Records that describe figures:
— BEGIN —

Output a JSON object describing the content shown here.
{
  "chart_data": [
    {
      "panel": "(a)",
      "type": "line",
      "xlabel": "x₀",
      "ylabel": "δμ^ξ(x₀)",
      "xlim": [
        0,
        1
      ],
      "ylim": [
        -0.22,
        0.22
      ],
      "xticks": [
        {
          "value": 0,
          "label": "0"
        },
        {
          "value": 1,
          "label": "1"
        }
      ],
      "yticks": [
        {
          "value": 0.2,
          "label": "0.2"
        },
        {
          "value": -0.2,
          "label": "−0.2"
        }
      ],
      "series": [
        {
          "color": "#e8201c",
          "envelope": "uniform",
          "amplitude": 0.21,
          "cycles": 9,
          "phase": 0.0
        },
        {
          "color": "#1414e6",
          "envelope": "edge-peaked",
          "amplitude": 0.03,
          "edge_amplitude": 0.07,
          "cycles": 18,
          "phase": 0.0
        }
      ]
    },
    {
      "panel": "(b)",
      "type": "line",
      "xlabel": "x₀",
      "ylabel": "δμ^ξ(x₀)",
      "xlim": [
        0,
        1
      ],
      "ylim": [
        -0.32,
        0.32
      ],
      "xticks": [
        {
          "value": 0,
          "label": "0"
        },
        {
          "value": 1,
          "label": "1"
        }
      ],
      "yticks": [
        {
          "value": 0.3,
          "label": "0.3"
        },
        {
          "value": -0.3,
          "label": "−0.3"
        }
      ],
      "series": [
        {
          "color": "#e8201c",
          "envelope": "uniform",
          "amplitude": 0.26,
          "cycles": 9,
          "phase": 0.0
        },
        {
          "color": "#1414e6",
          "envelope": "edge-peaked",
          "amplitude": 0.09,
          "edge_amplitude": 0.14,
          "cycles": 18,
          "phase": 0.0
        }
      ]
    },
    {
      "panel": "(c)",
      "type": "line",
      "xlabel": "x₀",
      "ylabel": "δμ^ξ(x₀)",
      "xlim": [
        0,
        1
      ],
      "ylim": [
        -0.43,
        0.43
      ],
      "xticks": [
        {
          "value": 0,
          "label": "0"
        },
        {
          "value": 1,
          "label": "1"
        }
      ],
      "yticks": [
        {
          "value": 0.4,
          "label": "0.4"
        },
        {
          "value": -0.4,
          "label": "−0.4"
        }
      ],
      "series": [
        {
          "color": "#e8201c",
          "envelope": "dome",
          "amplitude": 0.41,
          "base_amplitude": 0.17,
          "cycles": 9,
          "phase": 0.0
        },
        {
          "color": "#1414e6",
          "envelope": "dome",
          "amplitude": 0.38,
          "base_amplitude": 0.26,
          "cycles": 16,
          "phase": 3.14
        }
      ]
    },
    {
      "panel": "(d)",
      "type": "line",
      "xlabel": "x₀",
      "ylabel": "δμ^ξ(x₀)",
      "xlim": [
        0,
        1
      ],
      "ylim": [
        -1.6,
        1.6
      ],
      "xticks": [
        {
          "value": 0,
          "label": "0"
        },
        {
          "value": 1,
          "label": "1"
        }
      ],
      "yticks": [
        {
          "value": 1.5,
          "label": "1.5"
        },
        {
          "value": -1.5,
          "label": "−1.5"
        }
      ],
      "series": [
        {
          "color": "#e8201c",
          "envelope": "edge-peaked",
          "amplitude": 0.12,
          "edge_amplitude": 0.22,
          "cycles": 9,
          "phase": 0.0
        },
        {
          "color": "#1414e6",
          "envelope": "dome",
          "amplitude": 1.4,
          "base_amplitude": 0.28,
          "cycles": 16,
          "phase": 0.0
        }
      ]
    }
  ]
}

— END —

Job. From the records above, extract every line exactly as it stands.

Result of the exercise.
Output a JSON object describing the content shown here.
{
  "chart_data": [
    {
      "panel": "(a)",
      "type": "line",
      "xlabel": "x₀",
      "ylabel": "δμ^ξ(x₀)",
      "xlim": [
        0,
        1
      ],
      "ylim": [
        -0.22,
        0.22
      ],
      "xticks": [
        {
          "value": 0,
          "label": "0"
        },
        {
          "value": 1,
          "label": "1"
        }
      ],
      "yticks": [
        {
          "value": 0.2,
          "label": "0.2"
        },
        {
          "value": -0.2,
          "label": "−0.2"
        }
      ],
      "series": [
        {
          "color": "#e8201c",
          "envelope": "uniform",
          "amplitude": 0.21,
          "cycles": 9,
          "phase": 0.0
        },
        {
          "color": "#1414e6",
          "envelope": "edge-peaked",
          "amplitude": 0.03,
          "edge_amplitude": 0.07,
          "cycles": 18,
          "phase": 0.0
        }
      ]
    },
    {
      "panel": "(b)",
      "type": "line",
      "xlabel": "x₀",
      "ylabel": "δμ^ξ(x₀)",
      "xlim": [
        0,
        1
      ],
      "ylim": [
        -0.32,
        0.32
      ],
      "xticks": [
        {
          "value": 0,
          "label": "0"
        },
        {
          "value": 1,
          "label": "1"
        }
      ],
      "yticks": [
        {
          "value": 0.3,
          "label": "0.3"
        },
        {
          "value": -0.3,
          "label": "−0.3"
        }
      ],
      "series": [
        {
          "color": "#e8201c",
          "envelope": "uniform",
          "amplitude": 0.26,
          "cycles": 9,
          "phase": 0.0
        },
        {
          "color": "#1414e6",
          "envelope": "edge-peaked",
          "amplitude": 0.09,
          "edge_amplitude": 0.14,
          "cycles": 18,
          "phase": 0.0
        }
      ]
    },
    {
      "panel": "(c)",
      "type": "line",
      "xlabel": "x₀",
      "ylabel": "δμ^ξ(x₀)",
      "xlim": [
        0,
        1
      ],
      "ylim": [
        -0.43,
        0.43
      ],
      "xticks": [
        {
          "value": 0,
          "label": "0"
        },
        {
          "value": 1,
          "label": "1"
        }
      ],
      "yticks": [
        {
          "value": 0.4,
          "label": "0.4"
        },
        {
          "value": -0.4,
          "label": "−0.4"
        }
      ],
      "series": [
        {
          "color": "#e8201c",
          "envelope": "dome",
          "amplitude": 0.41,
          "base_amplitude": 0.17,
          "cycles": 9,
          "phase": 0.0
        },
        {
          "color": "#1414e6",
          "envelope": "dome",
          "amplitude": 0.38,
          "base_amplitude": 0.26,
          "cycles": 16,
          "phase": 3.14
        }
      ]
    },
    {
      "panel": "(d)",
      "type": "line",
      "xlabel": "x₀",
      "ylabel": "δμ^ξ(x₀)",
      "xlim": [
        0,
        1
      ],
      "ylim": [
        -1.6,
        1.6
      ],
      "xticks": [
        {
          "value": 0,
          "label": "0"
        },
        {
          "value": 1,
          "label": "1"
        }
      ],
      "yticks": [
        {
          "value": 1.5,
          "label": "1.5"
        },
        {
          "value": -1.5,
          "label": "−1.5"
        }
      ],
      "series": [
        {
          "color": "#e8201c",
          "envelope": "edge-peaked",
          "amplitude": 0.12,
          "edge_amplitude": 0.22,
          "cycles": 9,
          "phase": 0.0
        },
        {
          "color": "#1414e6",
          "envelope": "dome",
          "amplitude": 1.4,
          "base_amplitude": 0.28,
          "cycles": 16,
          "phase": 0.0
        }
      ]
    }
  ]
}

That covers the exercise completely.